* TEXTO DE ESTUDIO:
====
Un joven de 25 años fue imputado tras ser sindicado como uno de los responsables del ataque al plantel del Sportivo Luqueño, que dejó un futbolista con lesiones.El fiscal Jorge Raúl Escobar Lara, formuló imputación contra el sospechoso por la supuesta comisión del hecho punible de perturbación de la paz pública y otros. Además, solicitó al Juzgado Penal de Garantías su prisión preventiva.

El 20 de marzo de 2026, alrededor de las 19:00 horas, el joven junto con otras personas no identificadas, se encontraban en el estadio de la Liga Luqueña de Fútbol, en el barrio 3 de Mayo de Luque, donde como hinchas del Club Sportivo Luqueño, arrojaron petardos contra jugadores, cuerpo técnico y dirigentes durante un entrenamiento.
====
* EJERCICIOS:
[1] Según la noticia sobre el ataque al Sportivo Luqueño, ¿qué solicitó el fiscal al Juzgado Penal de Garantías?
[2] Retoma la noticia sobre el ataque al Sportivo Luqueño y continúala a partir de su última oración.
Los datos proceden de una fuente distinta.

[Registros de datos guardados]
====
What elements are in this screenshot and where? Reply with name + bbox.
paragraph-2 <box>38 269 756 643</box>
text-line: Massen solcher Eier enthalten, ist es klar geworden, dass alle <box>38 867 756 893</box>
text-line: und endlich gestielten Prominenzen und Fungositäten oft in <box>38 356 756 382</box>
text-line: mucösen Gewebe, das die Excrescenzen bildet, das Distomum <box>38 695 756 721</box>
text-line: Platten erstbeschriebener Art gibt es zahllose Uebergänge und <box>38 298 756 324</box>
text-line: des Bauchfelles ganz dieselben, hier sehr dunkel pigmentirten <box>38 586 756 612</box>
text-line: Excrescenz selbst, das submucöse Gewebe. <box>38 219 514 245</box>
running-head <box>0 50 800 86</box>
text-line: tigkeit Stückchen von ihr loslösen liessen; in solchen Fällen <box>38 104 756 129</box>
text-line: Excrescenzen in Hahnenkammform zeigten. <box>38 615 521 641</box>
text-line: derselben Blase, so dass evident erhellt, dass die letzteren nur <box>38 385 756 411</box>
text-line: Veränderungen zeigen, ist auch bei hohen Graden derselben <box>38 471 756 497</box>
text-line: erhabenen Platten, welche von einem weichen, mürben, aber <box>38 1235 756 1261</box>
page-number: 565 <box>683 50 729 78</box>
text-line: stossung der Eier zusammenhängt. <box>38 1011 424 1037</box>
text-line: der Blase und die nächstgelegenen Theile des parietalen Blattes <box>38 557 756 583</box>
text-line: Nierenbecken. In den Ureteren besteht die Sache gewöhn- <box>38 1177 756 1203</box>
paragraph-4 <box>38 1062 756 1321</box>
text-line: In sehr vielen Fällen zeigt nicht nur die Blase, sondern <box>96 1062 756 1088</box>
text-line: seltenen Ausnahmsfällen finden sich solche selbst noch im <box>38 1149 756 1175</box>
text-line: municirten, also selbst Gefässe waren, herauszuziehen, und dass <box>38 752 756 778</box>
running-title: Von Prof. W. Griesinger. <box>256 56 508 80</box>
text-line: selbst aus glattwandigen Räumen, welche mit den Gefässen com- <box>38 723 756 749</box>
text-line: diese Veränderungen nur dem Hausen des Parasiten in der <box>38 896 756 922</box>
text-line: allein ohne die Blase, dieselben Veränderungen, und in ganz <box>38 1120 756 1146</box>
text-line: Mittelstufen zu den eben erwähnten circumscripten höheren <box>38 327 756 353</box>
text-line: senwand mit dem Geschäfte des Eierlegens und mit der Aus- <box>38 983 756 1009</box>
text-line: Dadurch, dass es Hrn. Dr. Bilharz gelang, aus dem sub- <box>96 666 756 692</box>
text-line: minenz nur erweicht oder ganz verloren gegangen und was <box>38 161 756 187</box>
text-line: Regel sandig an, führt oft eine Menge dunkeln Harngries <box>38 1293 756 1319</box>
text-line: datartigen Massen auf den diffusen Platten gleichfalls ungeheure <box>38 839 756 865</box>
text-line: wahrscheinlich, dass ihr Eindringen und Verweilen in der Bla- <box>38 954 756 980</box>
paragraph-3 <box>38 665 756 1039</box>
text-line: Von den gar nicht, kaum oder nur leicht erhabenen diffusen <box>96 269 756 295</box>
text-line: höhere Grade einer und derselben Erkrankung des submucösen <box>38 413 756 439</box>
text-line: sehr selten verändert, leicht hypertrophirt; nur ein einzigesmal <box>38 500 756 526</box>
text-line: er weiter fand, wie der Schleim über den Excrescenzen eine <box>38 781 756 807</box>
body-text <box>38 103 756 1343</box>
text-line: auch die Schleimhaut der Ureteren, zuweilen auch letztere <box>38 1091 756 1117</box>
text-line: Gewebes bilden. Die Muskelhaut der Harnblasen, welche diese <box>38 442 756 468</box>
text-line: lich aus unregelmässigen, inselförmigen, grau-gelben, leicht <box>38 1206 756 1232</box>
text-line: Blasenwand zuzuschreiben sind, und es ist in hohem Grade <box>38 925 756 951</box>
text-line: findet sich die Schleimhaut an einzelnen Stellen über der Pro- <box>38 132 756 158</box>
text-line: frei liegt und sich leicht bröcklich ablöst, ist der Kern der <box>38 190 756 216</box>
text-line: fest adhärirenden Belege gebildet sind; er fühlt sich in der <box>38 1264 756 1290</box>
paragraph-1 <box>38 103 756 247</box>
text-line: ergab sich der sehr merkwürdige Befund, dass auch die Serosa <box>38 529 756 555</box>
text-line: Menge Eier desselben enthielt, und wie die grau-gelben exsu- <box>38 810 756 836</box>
====
* RESPUESTAS:
[1] Solicitó la prisión preventiva del sospechoso.

[2]
 

A consecuencia del hecho, el jugador Jonathan Ramos sufrió lesiones y fue trasladado a un centro asistencial.

Los presuntos autores huyeron en motocicletas y en una camioneta Hyundai Tucson roja.

 

El hecho fue registrado por cámaras de circuito cerrado, lo que permitió su posterior individualización mediante trabajos de la Policía Nacional.